§ **RECORDS PROVIDED**:
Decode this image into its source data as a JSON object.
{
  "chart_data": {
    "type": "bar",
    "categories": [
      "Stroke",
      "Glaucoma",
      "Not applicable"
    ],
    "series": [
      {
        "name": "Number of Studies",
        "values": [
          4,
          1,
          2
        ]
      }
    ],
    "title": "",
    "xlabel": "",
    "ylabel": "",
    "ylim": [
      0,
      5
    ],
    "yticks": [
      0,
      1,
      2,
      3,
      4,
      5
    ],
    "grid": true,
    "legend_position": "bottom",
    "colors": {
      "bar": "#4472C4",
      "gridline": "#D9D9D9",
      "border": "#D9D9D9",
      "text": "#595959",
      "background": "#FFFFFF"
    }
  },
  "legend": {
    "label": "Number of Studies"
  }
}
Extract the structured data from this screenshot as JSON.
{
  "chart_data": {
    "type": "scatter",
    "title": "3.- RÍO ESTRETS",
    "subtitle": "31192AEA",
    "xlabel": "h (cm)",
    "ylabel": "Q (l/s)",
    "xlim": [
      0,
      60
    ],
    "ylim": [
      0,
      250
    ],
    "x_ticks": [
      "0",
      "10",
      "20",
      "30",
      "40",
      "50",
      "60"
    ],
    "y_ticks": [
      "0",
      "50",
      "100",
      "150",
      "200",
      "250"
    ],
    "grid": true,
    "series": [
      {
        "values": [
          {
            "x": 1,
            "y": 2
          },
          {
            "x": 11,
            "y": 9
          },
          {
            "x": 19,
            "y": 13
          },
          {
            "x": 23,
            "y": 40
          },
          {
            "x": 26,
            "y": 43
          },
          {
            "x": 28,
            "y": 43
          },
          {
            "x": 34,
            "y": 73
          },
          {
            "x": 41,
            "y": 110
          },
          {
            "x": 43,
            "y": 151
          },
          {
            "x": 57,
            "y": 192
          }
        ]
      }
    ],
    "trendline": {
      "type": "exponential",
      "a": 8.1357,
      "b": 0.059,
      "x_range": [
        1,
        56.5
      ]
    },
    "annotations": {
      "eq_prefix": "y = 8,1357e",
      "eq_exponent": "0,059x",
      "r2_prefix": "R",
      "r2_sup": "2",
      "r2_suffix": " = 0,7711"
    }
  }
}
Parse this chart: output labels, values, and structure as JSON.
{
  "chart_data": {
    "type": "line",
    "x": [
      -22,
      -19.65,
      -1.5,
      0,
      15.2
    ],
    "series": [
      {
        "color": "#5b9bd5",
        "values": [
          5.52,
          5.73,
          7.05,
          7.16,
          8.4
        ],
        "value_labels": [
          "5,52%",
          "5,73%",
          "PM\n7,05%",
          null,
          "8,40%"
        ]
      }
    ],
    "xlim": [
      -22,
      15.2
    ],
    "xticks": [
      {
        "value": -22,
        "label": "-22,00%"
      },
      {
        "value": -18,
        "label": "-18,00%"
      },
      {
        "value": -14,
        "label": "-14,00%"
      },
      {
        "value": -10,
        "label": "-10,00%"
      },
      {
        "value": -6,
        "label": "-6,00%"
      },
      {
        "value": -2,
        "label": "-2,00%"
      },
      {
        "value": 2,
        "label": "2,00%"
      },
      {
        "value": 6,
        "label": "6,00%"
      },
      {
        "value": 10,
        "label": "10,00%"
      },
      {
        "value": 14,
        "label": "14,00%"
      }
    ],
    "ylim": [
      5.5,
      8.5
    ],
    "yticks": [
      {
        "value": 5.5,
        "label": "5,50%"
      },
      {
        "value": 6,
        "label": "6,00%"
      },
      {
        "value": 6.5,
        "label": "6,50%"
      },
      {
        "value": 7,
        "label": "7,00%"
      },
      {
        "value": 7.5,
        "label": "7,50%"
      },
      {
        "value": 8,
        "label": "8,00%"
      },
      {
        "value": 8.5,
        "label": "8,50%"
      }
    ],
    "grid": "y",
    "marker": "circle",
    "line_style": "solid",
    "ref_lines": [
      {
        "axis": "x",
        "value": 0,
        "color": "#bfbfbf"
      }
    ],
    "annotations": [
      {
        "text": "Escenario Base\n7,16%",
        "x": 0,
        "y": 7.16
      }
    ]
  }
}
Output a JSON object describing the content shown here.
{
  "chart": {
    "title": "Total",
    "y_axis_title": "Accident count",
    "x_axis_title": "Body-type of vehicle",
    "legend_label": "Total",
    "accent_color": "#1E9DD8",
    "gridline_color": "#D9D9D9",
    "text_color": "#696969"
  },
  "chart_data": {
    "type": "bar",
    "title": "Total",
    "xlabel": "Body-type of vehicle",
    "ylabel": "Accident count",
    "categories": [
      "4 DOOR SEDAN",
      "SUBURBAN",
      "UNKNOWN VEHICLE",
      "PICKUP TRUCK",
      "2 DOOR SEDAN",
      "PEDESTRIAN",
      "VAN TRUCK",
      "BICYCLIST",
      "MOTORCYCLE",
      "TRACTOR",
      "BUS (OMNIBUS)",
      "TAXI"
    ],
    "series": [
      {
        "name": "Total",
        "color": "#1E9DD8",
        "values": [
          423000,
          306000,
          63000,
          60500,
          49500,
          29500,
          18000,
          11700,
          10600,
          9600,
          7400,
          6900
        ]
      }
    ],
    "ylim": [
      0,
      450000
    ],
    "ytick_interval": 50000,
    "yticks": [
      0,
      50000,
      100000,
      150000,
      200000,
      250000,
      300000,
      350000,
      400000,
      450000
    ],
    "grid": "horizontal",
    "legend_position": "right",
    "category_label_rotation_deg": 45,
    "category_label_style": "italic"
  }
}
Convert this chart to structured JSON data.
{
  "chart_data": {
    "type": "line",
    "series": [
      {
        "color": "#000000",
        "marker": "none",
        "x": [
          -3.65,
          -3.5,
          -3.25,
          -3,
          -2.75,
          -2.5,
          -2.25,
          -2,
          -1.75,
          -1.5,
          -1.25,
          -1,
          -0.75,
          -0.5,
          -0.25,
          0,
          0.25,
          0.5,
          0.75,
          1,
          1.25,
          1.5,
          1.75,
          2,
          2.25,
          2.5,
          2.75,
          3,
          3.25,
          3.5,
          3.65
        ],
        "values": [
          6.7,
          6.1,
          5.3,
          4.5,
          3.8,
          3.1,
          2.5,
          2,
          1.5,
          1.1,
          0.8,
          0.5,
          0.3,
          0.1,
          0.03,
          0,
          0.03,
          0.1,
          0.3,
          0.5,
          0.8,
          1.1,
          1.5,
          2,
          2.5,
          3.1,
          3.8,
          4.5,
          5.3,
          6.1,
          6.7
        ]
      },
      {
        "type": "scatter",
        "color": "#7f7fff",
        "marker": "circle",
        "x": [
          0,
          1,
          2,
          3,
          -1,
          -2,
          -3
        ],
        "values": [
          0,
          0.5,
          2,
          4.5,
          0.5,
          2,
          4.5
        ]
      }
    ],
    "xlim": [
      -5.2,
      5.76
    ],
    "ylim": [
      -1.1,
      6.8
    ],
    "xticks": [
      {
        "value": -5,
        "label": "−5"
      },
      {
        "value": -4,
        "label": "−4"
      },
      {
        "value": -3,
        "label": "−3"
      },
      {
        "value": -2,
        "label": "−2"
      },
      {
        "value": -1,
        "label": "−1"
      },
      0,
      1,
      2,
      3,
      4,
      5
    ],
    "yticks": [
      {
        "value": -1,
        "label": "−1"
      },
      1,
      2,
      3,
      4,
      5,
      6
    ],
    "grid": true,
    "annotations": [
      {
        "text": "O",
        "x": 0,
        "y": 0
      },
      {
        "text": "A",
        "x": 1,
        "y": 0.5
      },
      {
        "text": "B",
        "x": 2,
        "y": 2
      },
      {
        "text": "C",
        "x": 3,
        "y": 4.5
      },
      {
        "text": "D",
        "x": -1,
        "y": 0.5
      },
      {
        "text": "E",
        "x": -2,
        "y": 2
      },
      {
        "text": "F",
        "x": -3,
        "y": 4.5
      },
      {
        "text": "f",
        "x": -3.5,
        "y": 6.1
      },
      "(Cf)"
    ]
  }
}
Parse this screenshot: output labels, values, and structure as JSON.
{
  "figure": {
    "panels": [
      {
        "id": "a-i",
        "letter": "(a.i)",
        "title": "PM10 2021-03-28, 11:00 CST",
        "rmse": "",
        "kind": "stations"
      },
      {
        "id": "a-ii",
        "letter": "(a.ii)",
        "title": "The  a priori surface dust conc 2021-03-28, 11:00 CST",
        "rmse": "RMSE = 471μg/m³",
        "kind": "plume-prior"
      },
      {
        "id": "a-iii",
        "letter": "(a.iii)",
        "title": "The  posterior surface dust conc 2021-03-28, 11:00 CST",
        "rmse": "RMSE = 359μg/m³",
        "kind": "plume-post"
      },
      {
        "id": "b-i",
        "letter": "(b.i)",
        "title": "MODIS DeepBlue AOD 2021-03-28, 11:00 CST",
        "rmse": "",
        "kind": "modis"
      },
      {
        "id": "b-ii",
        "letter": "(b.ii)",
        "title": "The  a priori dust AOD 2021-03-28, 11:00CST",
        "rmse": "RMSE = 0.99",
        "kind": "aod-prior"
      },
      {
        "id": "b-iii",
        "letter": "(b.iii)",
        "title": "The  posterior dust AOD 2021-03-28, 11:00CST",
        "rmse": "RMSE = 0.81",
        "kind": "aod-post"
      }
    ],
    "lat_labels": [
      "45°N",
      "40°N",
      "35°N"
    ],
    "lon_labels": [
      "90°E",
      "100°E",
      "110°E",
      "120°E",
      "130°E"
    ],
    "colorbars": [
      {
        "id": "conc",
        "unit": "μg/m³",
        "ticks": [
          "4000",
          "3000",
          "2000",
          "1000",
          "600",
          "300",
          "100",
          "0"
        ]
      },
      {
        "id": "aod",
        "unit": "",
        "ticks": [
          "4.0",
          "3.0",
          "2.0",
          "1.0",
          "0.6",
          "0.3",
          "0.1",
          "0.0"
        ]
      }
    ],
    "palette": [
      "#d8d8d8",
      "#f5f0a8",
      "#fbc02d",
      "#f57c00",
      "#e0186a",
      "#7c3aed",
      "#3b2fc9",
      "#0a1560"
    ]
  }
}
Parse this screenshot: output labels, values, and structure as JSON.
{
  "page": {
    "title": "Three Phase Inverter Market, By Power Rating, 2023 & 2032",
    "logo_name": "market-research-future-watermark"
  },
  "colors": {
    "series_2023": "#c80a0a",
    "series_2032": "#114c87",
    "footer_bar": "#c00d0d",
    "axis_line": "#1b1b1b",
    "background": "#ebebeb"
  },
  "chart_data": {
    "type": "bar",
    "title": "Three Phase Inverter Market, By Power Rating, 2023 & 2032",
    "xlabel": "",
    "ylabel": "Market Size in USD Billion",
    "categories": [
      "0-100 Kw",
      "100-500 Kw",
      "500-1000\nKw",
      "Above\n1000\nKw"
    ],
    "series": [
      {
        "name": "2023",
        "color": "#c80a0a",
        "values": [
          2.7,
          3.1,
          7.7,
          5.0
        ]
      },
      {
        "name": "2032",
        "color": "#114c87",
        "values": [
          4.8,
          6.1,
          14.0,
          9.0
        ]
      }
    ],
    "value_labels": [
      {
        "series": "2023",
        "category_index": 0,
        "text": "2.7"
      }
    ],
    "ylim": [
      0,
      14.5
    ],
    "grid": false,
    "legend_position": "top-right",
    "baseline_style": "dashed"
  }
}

§ **TO BE DONE**: Give only the number of lines that include the word "posterior".

§ **TASK SOLUTION**: 2